--- begin The input ---

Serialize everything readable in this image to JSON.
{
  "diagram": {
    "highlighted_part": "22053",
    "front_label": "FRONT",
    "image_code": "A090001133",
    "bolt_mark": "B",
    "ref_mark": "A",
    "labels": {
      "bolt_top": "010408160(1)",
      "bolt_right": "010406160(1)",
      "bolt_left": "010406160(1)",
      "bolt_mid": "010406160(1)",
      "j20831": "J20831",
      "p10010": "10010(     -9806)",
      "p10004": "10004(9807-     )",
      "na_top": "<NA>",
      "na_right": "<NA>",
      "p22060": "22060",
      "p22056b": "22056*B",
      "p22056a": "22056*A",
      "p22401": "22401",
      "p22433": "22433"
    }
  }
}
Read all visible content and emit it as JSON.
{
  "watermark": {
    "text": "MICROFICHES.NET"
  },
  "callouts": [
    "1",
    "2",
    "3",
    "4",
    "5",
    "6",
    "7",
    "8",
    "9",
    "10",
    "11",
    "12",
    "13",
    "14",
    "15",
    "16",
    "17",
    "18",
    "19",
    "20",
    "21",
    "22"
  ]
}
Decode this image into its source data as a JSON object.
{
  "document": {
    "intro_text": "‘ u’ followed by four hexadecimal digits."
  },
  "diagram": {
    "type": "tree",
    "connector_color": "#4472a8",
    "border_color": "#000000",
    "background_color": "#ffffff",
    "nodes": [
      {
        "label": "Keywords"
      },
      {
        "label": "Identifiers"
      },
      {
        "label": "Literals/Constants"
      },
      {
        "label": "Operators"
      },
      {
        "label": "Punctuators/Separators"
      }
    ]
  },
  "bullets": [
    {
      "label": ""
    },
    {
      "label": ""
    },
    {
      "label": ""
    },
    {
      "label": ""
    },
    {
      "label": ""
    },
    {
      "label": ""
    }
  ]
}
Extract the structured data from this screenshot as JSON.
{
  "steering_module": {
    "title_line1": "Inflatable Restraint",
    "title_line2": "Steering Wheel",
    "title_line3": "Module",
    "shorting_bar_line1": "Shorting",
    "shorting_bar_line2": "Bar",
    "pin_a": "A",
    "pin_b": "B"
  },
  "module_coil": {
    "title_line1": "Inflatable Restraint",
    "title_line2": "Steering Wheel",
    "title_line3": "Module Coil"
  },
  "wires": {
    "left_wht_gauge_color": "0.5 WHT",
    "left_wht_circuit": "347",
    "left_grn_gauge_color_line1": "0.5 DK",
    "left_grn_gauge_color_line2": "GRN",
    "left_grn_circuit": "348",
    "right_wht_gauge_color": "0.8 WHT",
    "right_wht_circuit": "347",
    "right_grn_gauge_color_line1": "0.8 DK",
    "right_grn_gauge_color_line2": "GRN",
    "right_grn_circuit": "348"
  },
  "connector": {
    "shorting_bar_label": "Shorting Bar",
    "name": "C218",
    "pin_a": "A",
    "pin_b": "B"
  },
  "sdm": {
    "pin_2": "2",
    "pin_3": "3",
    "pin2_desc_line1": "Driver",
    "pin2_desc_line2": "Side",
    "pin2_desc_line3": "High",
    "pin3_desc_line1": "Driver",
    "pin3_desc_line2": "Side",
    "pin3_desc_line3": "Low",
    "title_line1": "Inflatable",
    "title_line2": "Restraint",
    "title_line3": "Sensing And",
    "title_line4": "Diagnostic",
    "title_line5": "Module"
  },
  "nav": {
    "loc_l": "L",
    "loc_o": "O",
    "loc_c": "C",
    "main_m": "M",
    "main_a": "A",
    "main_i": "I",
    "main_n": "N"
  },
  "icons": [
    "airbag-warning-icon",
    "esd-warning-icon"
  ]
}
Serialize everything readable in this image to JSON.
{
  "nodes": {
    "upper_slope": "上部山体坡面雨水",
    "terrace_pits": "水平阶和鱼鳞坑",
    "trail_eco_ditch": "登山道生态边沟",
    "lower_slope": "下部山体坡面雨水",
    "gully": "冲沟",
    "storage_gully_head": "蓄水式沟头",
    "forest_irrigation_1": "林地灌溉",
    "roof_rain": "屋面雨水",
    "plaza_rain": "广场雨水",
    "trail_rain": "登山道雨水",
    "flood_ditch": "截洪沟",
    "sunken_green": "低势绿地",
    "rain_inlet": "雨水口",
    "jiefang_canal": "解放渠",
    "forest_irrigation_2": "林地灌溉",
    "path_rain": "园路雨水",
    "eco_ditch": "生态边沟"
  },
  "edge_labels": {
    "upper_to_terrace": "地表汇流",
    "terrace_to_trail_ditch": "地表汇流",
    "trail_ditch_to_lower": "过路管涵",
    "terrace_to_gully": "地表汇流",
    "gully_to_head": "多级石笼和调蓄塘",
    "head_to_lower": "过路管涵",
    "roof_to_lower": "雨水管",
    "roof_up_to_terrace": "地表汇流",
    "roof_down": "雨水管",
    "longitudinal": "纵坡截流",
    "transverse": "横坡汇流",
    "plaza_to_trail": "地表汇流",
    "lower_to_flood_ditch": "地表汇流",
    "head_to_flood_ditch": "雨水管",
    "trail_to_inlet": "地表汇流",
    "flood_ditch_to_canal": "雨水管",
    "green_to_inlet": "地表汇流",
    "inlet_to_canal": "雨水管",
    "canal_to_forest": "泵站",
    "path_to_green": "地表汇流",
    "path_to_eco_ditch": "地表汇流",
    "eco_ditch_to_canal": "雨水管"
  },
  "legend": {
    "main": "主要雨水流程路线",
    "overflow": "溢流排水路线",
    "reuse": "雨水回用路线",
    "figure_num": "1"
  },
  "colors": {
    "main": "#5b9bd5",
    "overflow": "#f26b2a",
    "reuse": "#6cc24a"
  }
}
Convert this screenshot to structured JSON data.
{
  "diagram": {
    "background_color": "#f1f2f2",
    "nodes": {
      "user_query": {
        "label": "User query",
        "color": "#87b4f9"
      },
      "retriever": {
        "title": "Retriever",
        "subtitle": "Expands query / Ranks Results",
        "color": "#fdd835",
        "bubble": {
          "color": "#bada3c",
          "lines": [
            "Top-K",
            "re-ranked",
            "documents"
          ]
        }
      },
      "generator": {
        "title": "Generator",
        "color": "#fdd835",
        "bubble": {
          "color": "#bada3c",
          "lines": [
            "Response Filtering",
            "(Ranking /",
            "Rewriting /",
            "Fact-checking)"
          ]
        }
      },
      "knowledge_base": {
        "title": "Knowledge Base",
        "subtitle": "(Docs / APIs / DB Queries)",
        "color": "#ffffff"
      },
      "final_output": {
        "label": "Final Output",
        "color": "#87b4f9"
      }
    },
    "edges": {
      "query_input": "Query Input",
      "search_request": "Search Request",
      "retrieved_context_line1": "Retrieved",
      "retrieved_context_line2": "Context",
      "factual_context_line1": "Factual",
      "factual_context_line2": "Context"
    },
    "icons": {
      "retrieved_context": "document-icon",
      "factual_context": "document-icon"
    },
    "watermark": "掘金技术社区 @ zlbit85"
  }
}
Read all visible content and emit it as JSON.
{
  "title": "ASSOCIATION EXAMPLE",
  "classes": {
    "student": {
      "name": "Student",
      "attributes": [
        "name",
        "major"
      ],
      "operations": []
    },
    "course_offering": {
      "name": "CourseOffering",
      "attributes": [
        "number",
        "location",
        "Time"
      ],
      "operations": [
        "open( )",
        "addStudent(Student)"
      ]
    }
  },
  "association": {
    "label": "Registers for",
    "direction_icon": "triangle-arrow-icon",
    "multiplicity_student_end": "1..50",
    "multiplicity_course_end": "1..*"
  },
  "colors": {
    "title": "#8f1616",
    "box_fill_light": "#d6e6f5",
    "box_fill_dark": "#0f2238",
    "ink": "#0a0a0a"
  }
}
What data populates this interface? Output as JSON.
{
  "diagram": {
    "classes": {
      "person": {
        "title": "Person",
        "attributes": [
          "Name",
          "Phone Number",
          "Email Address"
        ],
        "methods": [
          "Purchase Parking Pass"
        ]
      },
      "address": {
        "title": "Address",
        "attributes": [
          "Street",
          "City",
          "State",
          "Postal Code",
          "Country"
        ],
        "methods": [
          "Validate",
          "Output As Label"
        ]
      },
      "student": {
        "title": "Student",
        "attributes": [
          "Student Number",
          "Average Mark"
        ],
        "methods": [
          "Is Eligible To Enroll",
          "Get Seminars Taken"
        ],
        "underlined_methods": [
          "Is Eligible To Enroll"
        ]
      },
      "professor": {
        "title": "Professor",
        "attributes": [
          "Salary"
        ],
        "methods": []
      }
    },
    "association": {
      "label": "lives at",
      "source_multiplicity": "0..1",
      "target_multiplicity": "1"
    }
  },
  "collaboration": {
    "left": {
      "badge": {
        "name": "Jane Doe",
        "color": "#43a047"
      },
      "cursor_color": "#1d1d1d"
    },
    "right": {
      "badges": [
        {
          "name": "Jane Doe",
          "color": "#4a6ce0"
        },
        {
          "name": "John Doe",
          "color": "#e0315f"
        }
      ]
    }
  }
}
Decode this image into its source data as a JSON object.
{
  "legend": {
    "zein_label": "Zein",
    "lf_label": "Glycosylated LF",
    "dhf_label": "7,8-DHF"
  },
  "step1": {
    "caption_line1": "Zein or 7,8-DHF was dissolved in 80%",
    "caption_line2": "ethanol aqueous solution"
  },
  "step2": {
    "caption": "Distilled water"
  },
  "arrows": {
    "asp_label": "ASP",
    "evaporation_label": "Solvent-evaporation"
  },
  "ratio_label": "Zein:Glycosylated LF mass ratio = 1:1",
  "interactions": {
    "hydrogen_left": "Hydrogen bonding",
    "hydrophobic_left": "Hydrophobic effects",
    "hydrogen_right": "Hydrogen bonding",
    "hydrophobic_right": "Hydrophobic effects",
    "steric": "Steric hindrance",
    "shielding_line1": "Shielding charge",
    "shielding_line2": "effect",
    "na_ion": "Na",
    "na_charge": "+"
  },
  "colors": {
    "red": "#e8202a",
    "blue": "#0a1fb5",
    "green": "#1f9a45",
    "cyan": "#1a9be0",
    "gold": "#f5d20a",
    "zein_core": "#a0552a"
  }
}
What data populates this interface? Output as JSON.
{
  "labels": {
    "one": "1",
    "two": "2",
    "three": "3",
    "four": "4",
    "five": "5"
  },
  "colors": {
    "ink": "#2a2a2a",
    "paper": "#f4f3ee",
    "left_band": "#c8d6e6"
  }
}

--- end The input ---

▸ **Directions for this task**: Return each line with "过路管涵".

▸ **Solution for this task**:
    "trail_ditch_to_lower": "过路管涵",
    "head_to_lower": "过路管涵",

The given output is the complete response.